## Your instructions
Go through the data below and copy it exactly, skipping every picture.

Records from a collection
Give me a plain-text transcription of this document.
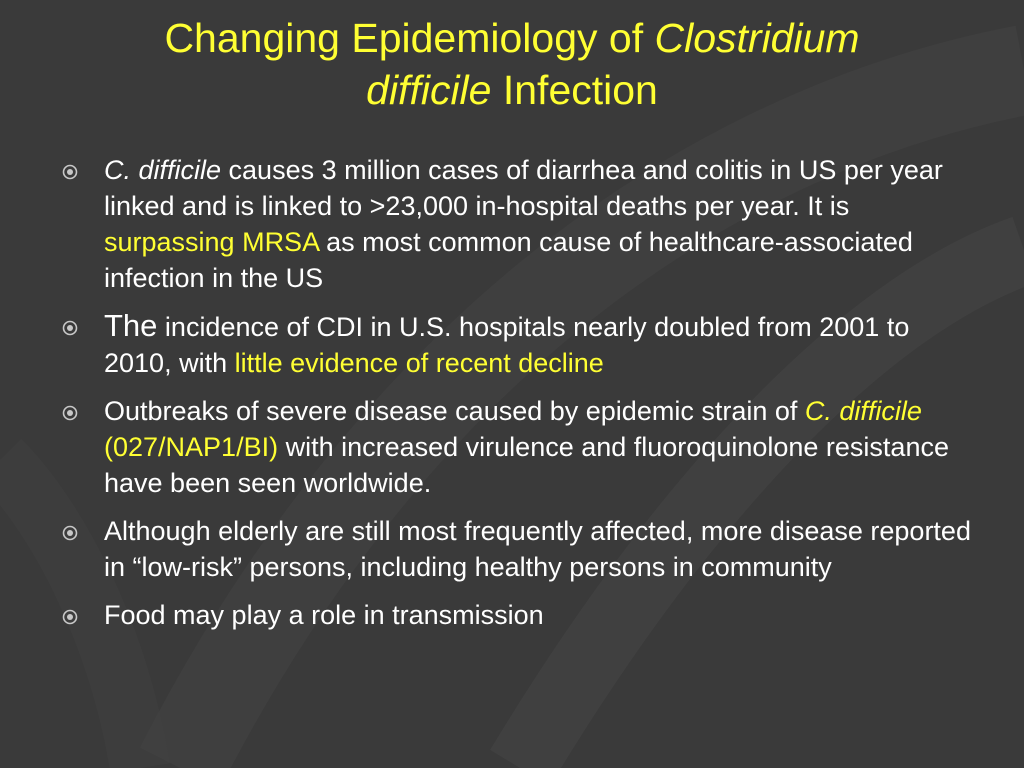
Changing Epidemiology of Clostridium
difficile Infection
C. difficile causes 3 million cases of diarrhea and colitis in US per year linked and is linked to >23,000 in-hospital deaths per year. It is surpassing MRSA as most common cause of healthcare-associated infection in the US
The incidence of CDI in U.S. hospitals nearly doubled from 2001 to 2010, with little evidence of recent decline
Outbreaks of severe disease caused by epidemic strain of C. difficile (027/NAP1/BI) with increased virulence and fluoroquinolone resistance have been seen worldwide.
Although elderly are still most frequently affected, more disease reported in “low-risk” persons, including healthy persons in community
Food may play a role in transmission
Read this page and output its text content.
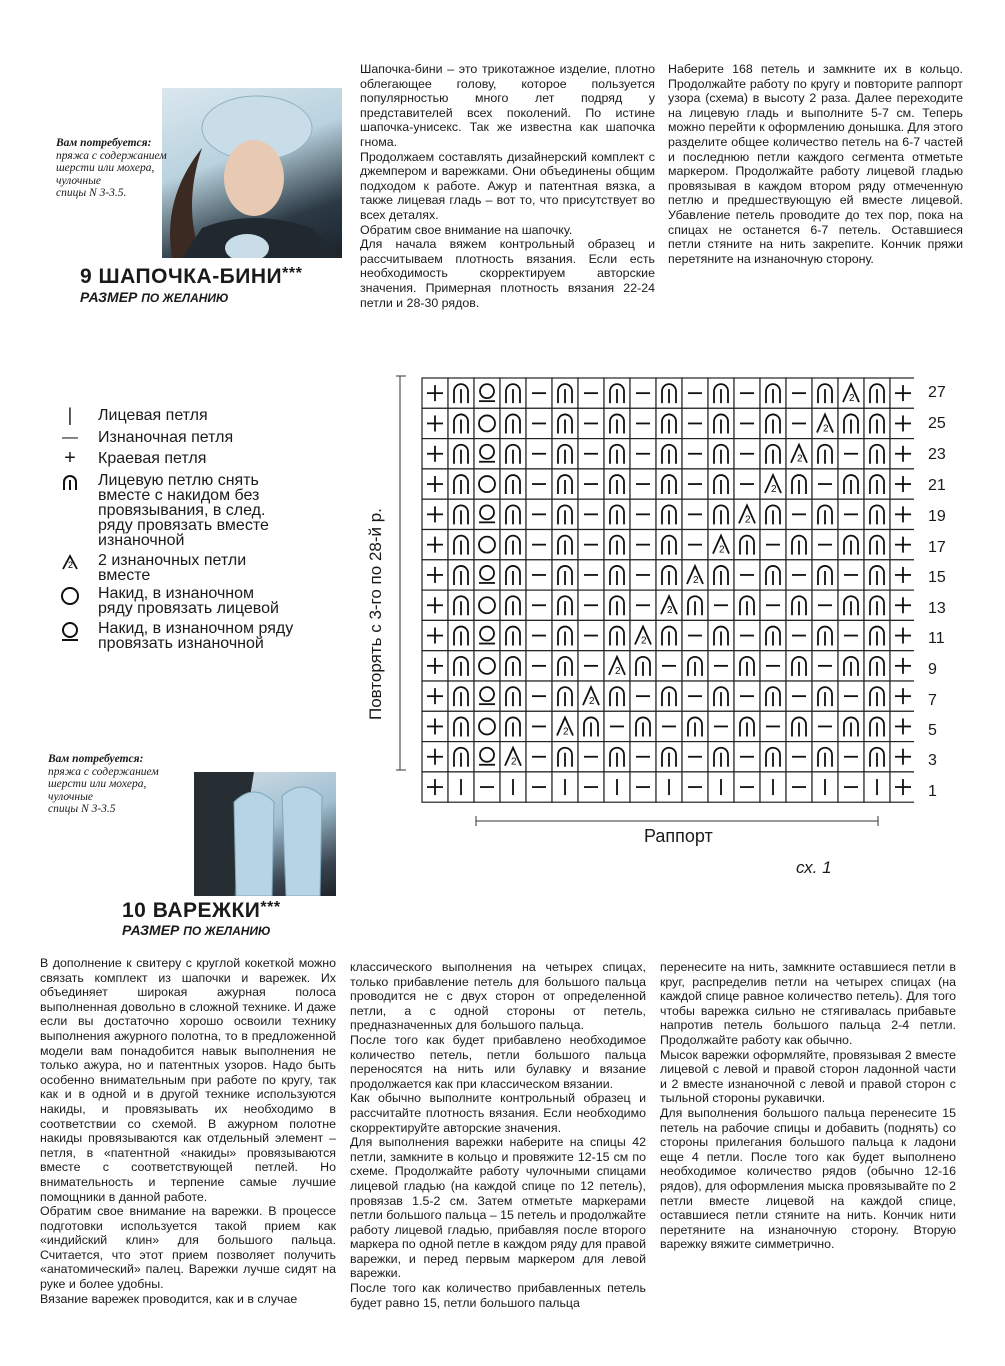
Вам потребуется:
пряжа с содержанием
шерсти или мохера,
чулочные
спицы N 3-3.5.
9 ШАПОЧКА-БИНИ***
РАЗМЕР ПО ЖЕЛАНИЮ

Шапочка-бини – это трикотажное изделие, плотно облегающее голову, которое пользуется популярностью много лет подряд у представителей всех поколений. По истине шапочка-унисекс. Так же известна как шапочка гнома.

Продолжаем составлять дизайнерский комплект с джемпером и варежками. Они объединены общим подходом к работе. Ажур и патентная вязка, а также лицевая гладь – вот то, что присутствует во всех деталях.

Обратим свое внимание на шапочку.

Для начала вяжем контрольный образец и рассчитываем плотность вязания. Если есть необходимость скорректируем авторские значения. Примерная плотность вязания 22-24 петли и 28-30 рядов.

Наберите 168 петель и замкните их в кольцо. Продолжайте работу по кругу и повторите раппорт узора (схема) в высоту 2 раза. Далее переходите на лицевую гладь и выполните 5-7 см. Теперь можно перейти к оформлению донышка. Для этого разделите общее количество петель на 6-7 частей и последнюю петли каждого сегмента отметьте маркером. Продолжайте работу лицевой гладью провязывая в каждом втором ряду отмеченную петлю и предшествующую ей вместе лицевой. Убавление петель проводите до тех пор, пока на спицах не останется 6-7 петель. Оставшиеся петли стяните на нить закрепите. Кончик пряжи перетяните на изнаночную сторону.

|	Лицевая петля
— Изнаночная петля
+	Краевая петля
Лицевую петлю снять
вместе с накидом без
провязывания, в след.
ряду провязать вместе
изнаночной
2 2 изнаночных петли
вместе
Накид, в изнаночном
ряду провязать лицевой
Накид, в изнаночном ряду
провязать изнаночной	Повторять с 3-го по 28-й р.
2
2
2
2
2
2
2
2
2
2
2
2
2
27
25
23
21
19
17
15
13
11
9
7
5
3
1
Раппорт
сх. 1
Вам потребуется:
пряжа с содержанием
шерсти или мохера,
чулочные
спицы N 3-3.5
10 ВАРЕЖКИ***
РАЗМЕР ПО ЖЕЛАНИЮ

В дополнение к свитеру с круглой кокеткой можно связать комплект из шапочки и варежек. Их объединяет широкая ажурная полоса выполненная довольно в сложной технике. И даже если вы достаточно хорошо освоили технику выполнения ажурного полотна, то в предложенной модели вам понадобится навык выполнения не только ажура, но и патентных узоров. Надо быть особенно внимательным при работе по кругу, так как и в одной и в другой технике используются накиды, и провязывать их необходимо в соответствии со схемой. В ажурном полотне накиды провязываются как отдельный элемент – петля, в «патентной «накиды» провязываются вместе с соответствующей петлей. Но внимательность и терпение самые лучшие помощники в данной работе.

Обратим свое внимание на варежки. В процессе подготовки используется такой прием как «индийский клин» для большого пальца. Считается, что этот прием позволяет получить «анатомический» палец. Варежки лучше сидят на руке и более удобны.

Вязание варежек проводится, как и в случае

классического выполнения на четырех спицах, только прибавление петель для большого пальца проводится не с двух сторон от определенной петли, а с одной стороны от петель, предназначенных для большого пальца.

После того как будет прибавлено необходимое количество петель, петли большого пальца переносятся на нить или булавку и вязание продолжается как при классическом вязании.

Как обычно выполните контрольный образец и рассчитайте плотность вязания. Если необходимо скорректируйте авторские значения.

Для выполнения варежки наберите на спицы 42 петли, замкните в кольцо и провяжите 12-15 см по схеме. Продолжайте работу чулочными спицами лицевой гладью (на каждой спице по 12 петель), провязав 1.5-2 см. Затем отметьте маркерами петли большого пальца – 15 петель и продолжайте работу лицевой гладью, прибавляя после второго маркера по одной петле в каждом ряду для правой варежки, и перед первым маркером для левой варежки.

После того как количество прибавленных петель будет равно 15, петли большого пальца

перенесите на нить, замкните оставшиеся петли в круг, распределив петли на четырех спицах (на каждой спице равное количество петель). Для того чтобы варежка сильно не стягивалась прибавьте напротив петель большого пальца 2-4 петли. Продолжайте работу как обычно.

Мысок варежки оформляйте, провязывая 2 вместе лицевой с левой и правой сторон ладонной части и 2 вместе изнаночной с левой и правой сторон с тыльной стороны рукавички.

Для выполнения большого пальца перенесите 15 петель на рабочие спицы и добавить (поднять) со стороны прилегания большого пальца к ладони еще 4 петли. После того как будет выполнено необходимое количество рядов (обычно 12-16 рядов), для оформления мыска провязывайте по 2 петли вместе лицевой на каждой спице, оставшиеся петли стяните на нить. Кончик нити перетяните на изнаночную сторону. Вторую варежку вяжите симметрично.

## Problem solution
Give me a plain-text transcription of this document.
Changing Epidemiology of Clostridium
difficile Infection
C. difficile causes 3 million cases of diarrhea and colitis in US per year linked and is linked to >23,000 in-hospital deaths per year. It is surpassing MRSA as most common cause of healthcare-associated infection in the US
The incidence of CDI in U.S. hospitals nearly doubled from 2001 to 2010, with little evidence of recent decline
Outbreaks of severe disease caused by epidemic strain of C. difficile (027/NAP1/BI) with increased virulence and fluoroquinolone resistance have been seen worldwide.
Although elderly are still most frequently affected, more disease reported in “low-risk” persons, including healthy persons in community
Food may play a role in transmission
Read this page and output its text content.
Вам потребуется:
пряжа с содержанием
шерсти или мохера,
чулочные
спицы N 3-3.5.
9 ШАПОЧКА-БИНИ***
РАЗМЕР ПО ЖЕЛАНИЮ

Шапочка-бини – это трикотажное изделие, плотно облегающее голову, которое пользуется популярностью много лет подряд у представителей всех поколений. По истине шапочка-унисекс. Так же известна как шапочка гнома.

Продолжаем составлять дизайнерский комплект с джемпером и варежками. Они объединены общим подходом к работе. Ажур и патентная вязка, а также лицевая гладь – вот то, что присутствует во всех деталях.

Обратим свое внимание на шапочку.

Для начала вяжем контрольный образец и рассчитываем плотность вязания. Если есть необходимость скорректируем авторские значения. Примерная плотность вязания 22-24 петли и 28-30 рядов.

Наберите 168 петель и замкните их в кольцо. Продолжайте работу по кругу и повторите раппорт узора (схема) в высоту 2 раза. Далее переходите на лицевую гладь и выполните 5-7 см. Теперь можно перейти к оформлению донышка. Для этого разделите общее количество петель на 6-7 частей и последнюю петли каждого сегмента отметьте маркером. Продолжайте работу лицевой гладью провязывая в каждом втором ряду отмеченную петлю и предшествующую ей вместе лицевой. Убавление петель проводите до тех пор, пока на спицах не останется 6-7 петель. Оставшиеся петли стяните на нить закрепите. Кончик пряжи перетяните на изнаночную сторону.

|	Лицевая петля
— Изнаночная петля
+	Краевая петля
Лицевую петлю снять
вместе с накидом без
провязывания, в след.
ряду провязать вместе
изнаночной
2 2 изнаночных петли
вместе
Накид, в изнаночном
ряду провязать лицевой
Накид, в изнаночном ряду
провязать изнаночной	Повторять с 3-го по 28-й р.
2
2
2
2
2
2
2
2
2
2
2
2
2
27
25
23
21
19
17
15
13
11
9
7
5
3
1
Раппорт
сх. 1
Вам потребуется:
пряжа с содержанием
шерсти или мохера,
чулочные
спицы N 3-3.5
10 ВАРЕЖКИ***
РАЗМЕР ПО ЖЕЛАНИЮ

В дополнение к свитеру с круглой кокеткой можно связать комплект из шапочки и варежек. Их объединяет широкая ажурная полоса выполненная довольно в сложной технике. И даже если вы достаточно хорошо освоили технику выполнения ажурного полотна, то в предложенной модели вам понадобится навык выполнения не только ажура, но и патентных узоров. Надо быть особенно внимательным при работе по кругу, так как и в одной и в другой технике используются накиды, и провязывать их необходимо в соответствии со схемой. В ажурном полотне накиды провязываются как отдельный элемент – петля, в «патентной «накиды» провязываются вместе с соответствующей петлей. Но внимательность и терпение самые лучшие помощники в данной работе.

Обратим свое внимание на варежки. В процессе подготовки используется такой прием как «индийский клин» для большого пальца. Считается, что этот прием позволяет получить «анатомический» палец. Варежки лучше сидят на руке и более удобны.

Вязание варежек проводится, как и в случае

классического выполнения на четырех спицах, только прибавление петель для большого пальца проводится не с двух сторон от определенной петли, а с одной стороны от петель, предназначенных для большого пальца.

После того как будет прибавлено необходимое количество петель, петли большого пальца переносятся на нить или булавку и вязание продолжается как при классическом вязании.

Как обычно выполните контрольный образец и рассчитайте плотность вязания. Если необходимо скорректируйте авторские значения.

Для выполнения варежки наберите на спицы 42 петли, замкните в кольцо и провяжите 12-15 см по схеме. Продолжайте работу чулочными спицами лицевой гладью (на каждой спице по 12 петель), провязав 1.5-2 см. Затем отметьте маркерами петли большого пальца – 15 петель и продолжайте работу лицевой гладью, прибавляя после второго маркера по одной петле в каждом ряду для правой варежки, и перед первым маркером для левой варежки.

После того как количество прибавленных петель будет равно 15, петли большого пальца

перенесите на нить, замкните оставшиеся петли в круг, распределив петли на четырех спицах (на каждой спице равное количество петель). Для того чтобы варежка сильно не стягивалась прибавьте напротив петель большого пальца 2-4 петли. Продолжайте работу как обычно.

Мысок варежки оформляйте, провязывая 2 вместе лицевой с левой и правой сторон ладонной части и 2 вместе изнаночной с левой и правой сторон с тыльной стороны рукавички.

Для выполнения большого пальца перенесите 15 петель на рабочие спицы и добавить (поднять) со стороны прилегания большого пальца к ладони еще 4 петли. После того как будет выполнено необходимое количество рядов (обычно 12-16 рядов), для оформления мыска провязывайте по 2 петли вместе лицевой на каждой спице, оставшиеся петли стяните на нить. Кончик нити перетяните на изнаночную сторону. Вторую варежку вяжите симметрично.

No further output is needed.